→ **TASK REQUIREMENTS**
Quote all entries exactly, leaving pictures aside.

→ **Saved data entries**
[start]

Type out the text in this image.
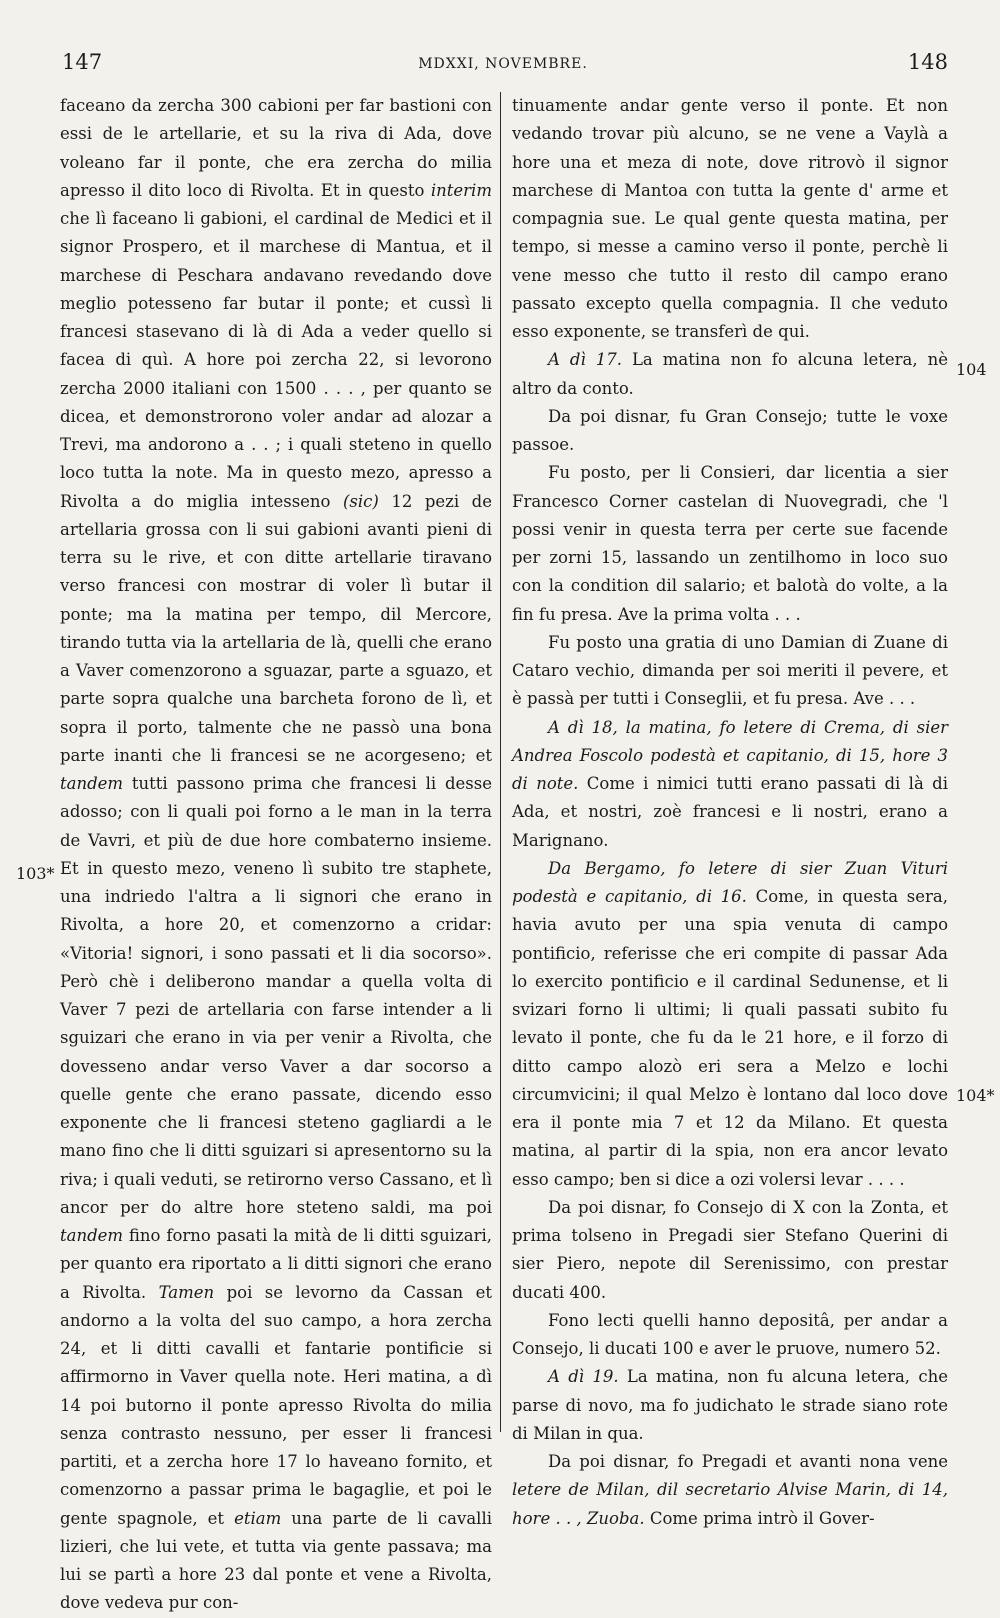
147	MDXXI, NOVEMBRE.	148
103*
104
104*

faceano da zercha 300 cabioni per far bastioni con essi de le artellarie, et su la riva di Ada, dove voleano far il ponte, che era zercha do milia apresso il dito loco di Rivolta. Et in questo interim che lì faceano li gabioni, el cardinal de Medici et il signor Prospero, et il marchese di Mantua, et il marchese di Peschara andavano revedando dove meglio potesseno far butar il ponte; et cussì li francesi stasevano di là di Ada a veder quello si facea di quì. A hore poi zercha 22, si levorono zercha 2000 italiani con 1500 . . . , per quanto se dicea, et demonstrorono voler andar ad alozar a Trevi, ma andorono a . . ; i quali steteno in quello loco tutta la note. Ma in questo mezo, apresso a Rivolta a do miglia intesseno (sic) 12 pezi de artellaria grossa con li sui gabioni avanti pieni di terra su le rive, et con ditte artellarie tiravano verso francesi con mostrar di voler lì butar il ponte; ma la matina per tempo, dil Mercore, tirando tutta via la artellaria de là, quelli che erano a Vaver comenzorono a sguazar, parte a sguazo, et parte sopra qualche una barcheta forono de lì, et sopra il porto, talmente che ne passò una bona parte inanti che li francesi se ne acorgeseno; et tandem tutti passono prima che francesi li desse adosso; con li quali poi forno a le man in la terra de Vavri, et più de due hore combaterno insieme. Et in questo mezo, veneno lì subito tre staphete, una indriedo l'altra a li signori che erano in Rivolta, a hore 20, et comenzorno a cridar: «Vitoria! signori, i sono passati et li dia socorso». Però chè i deliberono mandar a quella volta di Vaver 7 pezi de artellaria con farse intender a li sguizari che erano in via per venir a Rivolta, che dovesseno andar verso Vaver a dar socorso a quelle gente che erano passate, dicendo esso exponente che li francesi steteno gagliardi a le mano fino che li ditti sguizari si apresentorno su la riva; i quali veduti, se retirorno verso Cassano, et lì ancor per do altre hore steteno saldi, ma poi tandem fino forno pasati la mità de li ditti sguizari, per quanto era riportato a li ditti signori che erano a Rivolta. Tamen poi se levorno da Cassan et andorno a la volta del suo campo, a hora zercha 24, et li ditti cavalli et fantarie pontificie si affirmorno in Vaver quella note. Heri matina, a dì 14 poi butorno il ponte apresso Rivolta do milia senza contrasto nessuno, per esser li francesi partiti, et a zercha hore 17 lo haveano fornito, et comenzorno a passar prima le bagaglie, et poi le gente spagnole, et etiam una parte de li cavalli lizieri, che lui vete, et tutta via gente passava; ma lui se partì a hore 23 dal ponte et vene a Rivolta, dove vedeva pur con-

tinuamente andar gente verso il ponte. Et non vedando trovar più alcuno, se ne vene a Vaylà a hore una et meza di note, dove ritrovò il signor marchese di Mantoa con tutta la gente d' arme et compagnia sue. Le qual gente questa matina, per tempo, si messe a camino verso il ponte, perchè li vene messo che tutto il resto dil campo erano passato excepto quella compagnia. Il che veduto esso exponente, se transferì de qui.

A dì 17. La matina non fo alcuna letera, nè altro da conto.

Da poi disnar, fu Gran Consejo; tutte le voxe passoe.

Fu posto, per li Consieri, dar licentia a sier Francesco Corner castelan di Nuovegradi, che 'l possi venir in questa terra per certe sue facende per zorni 15, lassando un zentilhomo in loco suo con la condition dil salario; et balotà do volte, a la fin fu presa. Ave la prima volta . . .

Fu posto una gratia di uno Damian di Zuane di Cataro vechio, dimanda per soi meriti il pevere, et è passà per tutti i Conseglii, et fu presa. Ave . . .

A dì 18, la matina, fo letere di Crema, di sier Andrea Foscolo podestà et capitanio, di 15, hore 3 di note. Come i nimici tutti erano passati di là di Ada, et nostri, zoè francesi e li nostri, erano a Marignano.

Da Bergamo, fo letere di sier Zuan Vituri podestà e capitanio, di 16. Come, in questa sera, havia avuto per una spia venuta di campo pontificio, referisse che eri compite di passar Ada lo exercito pontificio e il cardinal Sedunense, et li svizari forno li ultimi; li quali passati subito fu levato il ponte, che fu da le 21 hore, e il forzo di ditto campo alozò eri sera a Melzo e lochi circumvicini; il qual Melzo è lontano dal loco dove era il ponte mia 7 et 12 da Milano. Et questa matina, al partir di la spia, non era ancor levato esso campo; ben si dice a ozi volersi levar . . . .

Da poi disnar, fo Consejo di X con la Zonta, et prima tolseno in Pregadi sier Stefano Querini di sier Piero, nepote dil Serenissimo, con prestar ducati 400.

Fono lecti quelli hanno depositâ, per andar a Consejo, li ducati 100 e aver le pruove, numero 52.

A dì 19. La matina, non fu alcuna letera, che parse di novo, ma fo judichato le strade siano rote di Milan in qua.

Da poi disnar, fo Pregadi et avanti nona vene letere de Milan, dil secretario Alvise Marin, di 14, hore . . , Zuoba. Come prima intrò il Gover-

[end]

→ **ANSWER FOR THE TASK**
Type out the text in this image.
147	MDXXI, NOVEMBRE.	148
103*
104
104*

faceano da zercha 300 cabioni per far bastioni con essi de le artellarie, et su la riva di Ada, dove voleano far il ponte, che era zercha do milia apresso il dito loco di Rivolta. Et in questo interim che lì faceano li gabioni, el cardinal de Medici et il signor Prospero, et il marchese di Mantua, et il marchese di Peschara andavano revedando dove meglio potesseno far butar il ponte; et cussì li francesi stasevano di là di Ada a veder quello si facea di quì. A hore poi zercha 22, si levorono zercha 2000 italiani con 1500 . . . , per quanto se dicea, et demonstrorono voler andar ad alozar a Trevi, ma andorono a . . ; i quali steteno in quello loco tutta la note. Ma in questo mezo, apresso a Rivolta a do miglia intesseno (sic) 12 pezi de artellaria grossa con li sui gabioni avanti pieni di terra su le rive, et con ditte artellarie tiravano verso francesi con mostrar di voler lì butar il ponte; ma la matina per tempo, dil Mercore, tirando tutta via la artellaria de là, quelli che erano a Vaver comenzorono a sguazar, parte a sguazo, et parte sopra qualche una barcheta forono de lì, et sopra il porto, talmente che ne passò una bona parte inanti che li francesi se ne acorgeseno; et tandem tutti passono prima che francesi li desse adosso; con li quali poi forno a le man in la terra de Vavri, et più de due hore combaterno insieme. Et in questo mezo, veneno lì subito tre staphete, una indriedo l'altra a li signori che erano in Rivolta, a hore 20, et comenzorno a cridar: «Vitoria! signori, i sono passati et li dia socorso». Però chè i deliberono mandar a quella volta di Vaver 7 pezi de artellaria con farse intender a li sguizari che erano in via per venir a Rivolta, che dovesseno andar verso Vaver a dar socorso a quelle gente che erano passate, dicendo esso exponente che li francesi steteno gagliardi a le mano fino che li ditti sguizari si apresentorno su la riva; i quali veduti, se retirorno verso Cassano, et lì ancor per do altre hore steteno saldi, ma poi tandem fino forno pasati la mità de li ditti sguizari, per quanto era riportato a li ditti signori che erano a Rivolta. Tamen poi se levorno da Cassan et andorno a la volta del suo campo, a hora zercha 24, et li ditti cavalli et fantarie pontificie si affirmorno in Vaver quella note. Heri matina, a dì 14 poi butorno il ponte apresso Rivolta do milia senza contrasto nessuno, per esser li francesi partiti, et a zercha hore 17 lo haveano fornito, et comenzorno a passar prima le bagaglie, et poi le gente spagnole, et etiam una parte de li cavalli lizieri, che lui vete, et tutta via gente passava; ma lui se partì a hore 23 dal ponte et vene a Rivolta, dove vedeva pur con-

tinuamente andar gente verso il ponte. Et non vedando trovar più alcuno, se ne vene a Vaylà a hore una et meza di note, dove ritrovò il signor marchese di Mantoa con tutta la gente d' arme et compagnia sue. Le qual gente questa matina, per tempo, si messe a camino verso il ponte, perchè li vene messo che tutto il resto dil campo erano passato excepto quella compagnia. Il che veduto esso exponente, se transferì de qui.

A dì 17. La matina non fo alcuna letera, nè altro da conto.

Da poi disnar, fu Gran Consejo; tutte le voxe passoe.

Fu posto, per li Consieri, dar licentia a sier Francesco Corner castelan di Nuovegradi, che 'l possi venir in questa terra per certe sue facende per zorni 15, lassando un zentilhomo in loco suo con la condition dil salario; et balotà do volte, a la fin fu presa. Ave la prima volta . . .

Fu posto una gratia di uno Damian di Zuane di Cataro vechio, dimanda per soi meriti il pevere, et è passà per tutti i Conseglii, et fu presa. Ave . . .

A dì 18, la matina, fo letere di Crema, di sier Andrea Foscolo podestà et capitanio, di 15, hore 3 di note. Come i nimici tutti erano passati di là di Ada, et nostri, zoè francesi e li nostri, erano a Marignano.

Da Bergamo, fo letere di sier Zuan Vituri podestà e capitanio, di 16. Come, in questa sera, havia avuto per una spia venuta di campo pontificio, referisse che eri compite di passar Ada lo exercito pontificio e il cardinal Sedunense, et li svizari forno li ultimi; li quali passati subito fu levato il ponte, che fu da le 21 hore, e il forzo di ditto campo alozò eri sera a Melzo e lochi circumvicini; il qual Melzo è lontano dal loco dove era il ponte mia 7 et 12 da Milano. Et questa matina, al partir di la spia, non era ancor levato esso campo; ben si dice a ozi volersi levar . . . .

Da poi disnar, fo Consejo di X con la Zonta, et prima tolseno in Pregadi sier Stefano Querini di sier Piero, nepote dil Serenissimo, con prestar ducati 400.

Fono lecti quelli hanno depositâ, per andar a Consejo, li ducati 100 e aver le pruove, numero 52.

A dì 19. La matina, non fu alcuna letera, che parse di novo, ma fo judichato le strade siano rote di Milan in qua.

Da poi disnar, fo Pregadi et avanti nona vene letere de Milan, dil secretario Alvise Marin, di 14, hore . . , Zuoba. Come prima intrò il Gover-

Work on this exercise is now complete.